(Collection entries)
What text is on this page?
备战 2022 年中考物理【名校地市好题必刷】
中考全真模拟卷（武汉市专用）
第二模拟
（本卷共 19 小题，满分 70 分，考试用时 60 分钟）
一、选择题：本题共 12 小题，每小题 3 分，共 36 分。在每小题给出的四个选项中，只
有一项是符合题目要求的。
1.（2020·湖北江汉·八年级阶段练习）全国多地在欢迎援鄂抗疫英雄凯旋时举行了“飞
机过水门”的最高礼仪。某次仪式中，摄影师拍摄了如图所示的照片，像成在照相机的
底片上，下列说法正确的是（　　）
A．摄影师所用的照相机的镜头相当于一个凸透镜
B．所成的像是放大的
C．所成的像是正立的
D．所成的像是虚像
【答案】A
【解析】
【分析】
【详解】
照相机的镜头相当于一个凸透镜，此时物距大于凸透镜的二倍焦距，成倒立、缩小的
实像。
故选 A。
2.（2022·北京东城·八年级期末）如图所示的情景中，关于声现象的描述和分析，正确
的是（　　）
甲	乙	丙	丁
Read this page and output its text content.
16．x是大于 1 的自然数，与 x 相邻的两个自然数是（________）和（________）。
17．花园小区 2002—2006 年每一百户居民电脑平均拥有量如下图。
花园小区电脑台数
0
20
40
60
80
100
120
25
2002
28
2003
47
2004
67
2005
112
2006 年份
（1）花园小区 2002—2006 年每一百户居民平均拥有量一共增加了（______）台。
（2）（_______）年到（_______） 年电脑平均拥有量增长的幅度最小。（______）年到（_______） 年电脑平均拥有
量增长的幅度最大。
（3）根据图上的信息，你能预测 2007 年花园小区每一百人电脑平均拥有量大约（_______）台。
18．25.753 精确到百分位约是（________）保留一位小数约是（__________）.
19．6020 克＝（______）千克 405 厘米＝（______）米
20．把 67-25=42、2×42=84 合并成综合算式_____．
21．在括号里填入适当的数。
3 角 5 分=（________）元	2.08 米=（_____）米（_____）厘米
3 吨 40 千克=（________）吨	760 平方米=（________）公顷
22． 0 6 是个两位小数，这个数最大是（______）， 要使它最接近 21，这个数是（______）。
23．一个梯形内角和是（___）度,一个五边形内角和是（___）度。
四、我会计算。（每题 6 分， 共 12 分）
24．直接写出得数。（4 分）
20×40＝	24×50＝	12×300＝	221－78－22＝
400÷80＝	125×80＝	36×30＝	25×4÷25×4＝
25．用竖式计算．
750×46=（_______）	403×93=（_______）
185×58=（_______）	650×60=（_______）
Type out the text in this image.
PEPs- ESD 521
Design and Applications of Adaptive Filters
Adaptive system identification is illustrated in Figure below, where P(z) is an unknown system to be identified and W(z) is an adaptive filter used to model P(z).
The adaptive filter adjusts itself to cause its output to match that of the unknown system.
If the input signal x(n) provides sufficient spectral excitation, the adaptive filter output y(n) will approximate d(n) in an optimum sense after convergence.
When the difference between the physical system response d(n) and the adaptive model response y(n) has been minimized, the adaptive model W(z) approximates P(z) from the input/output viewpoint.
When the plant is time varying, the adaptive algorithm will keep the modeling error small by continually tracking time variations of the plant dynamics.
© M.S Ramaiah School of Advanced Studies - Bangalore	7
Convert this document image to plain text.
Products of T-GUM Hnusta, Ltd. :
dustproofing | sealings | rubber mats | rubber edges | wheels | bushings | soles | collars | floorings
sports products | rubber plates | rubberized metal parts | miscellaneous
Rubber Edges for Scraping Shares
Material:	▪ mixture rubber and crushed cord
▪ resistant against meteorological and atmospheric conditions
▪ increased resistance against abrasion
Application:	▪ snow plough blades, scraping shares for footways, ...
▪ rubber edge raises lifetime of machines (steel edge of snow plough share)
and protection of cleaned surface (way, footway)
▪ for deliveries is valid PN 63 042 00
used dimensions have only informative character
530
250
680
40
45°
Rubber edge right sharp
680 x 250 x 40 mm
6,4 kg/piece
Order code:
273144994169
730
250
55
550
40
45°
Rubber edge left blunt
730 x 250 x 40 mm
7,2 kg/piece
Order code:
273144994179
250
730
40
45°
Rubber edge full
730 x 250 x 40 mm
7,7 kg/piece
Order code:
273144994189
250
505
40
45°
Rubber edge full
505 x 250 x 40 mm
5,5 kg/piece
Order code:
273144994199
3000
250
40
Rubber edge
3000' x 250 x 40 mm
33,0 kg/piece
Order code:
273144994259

**Requirement**.
Gather each line from the entries above that includes the word "system".

**The answer**.
Adaptive system identification is illustrated in Figure below, where P(z) is an unknown system to be identified and W(z) is an adaptive filter used to model P(z).
The adaptive filter adjusts itself to cause its output to match that of the unknown system.
When the difference between the physical system response d(n) and the adaptive model response y(n) has been minimized, the adaptive model W(z) approximates P(z) from the input/output viewpoint.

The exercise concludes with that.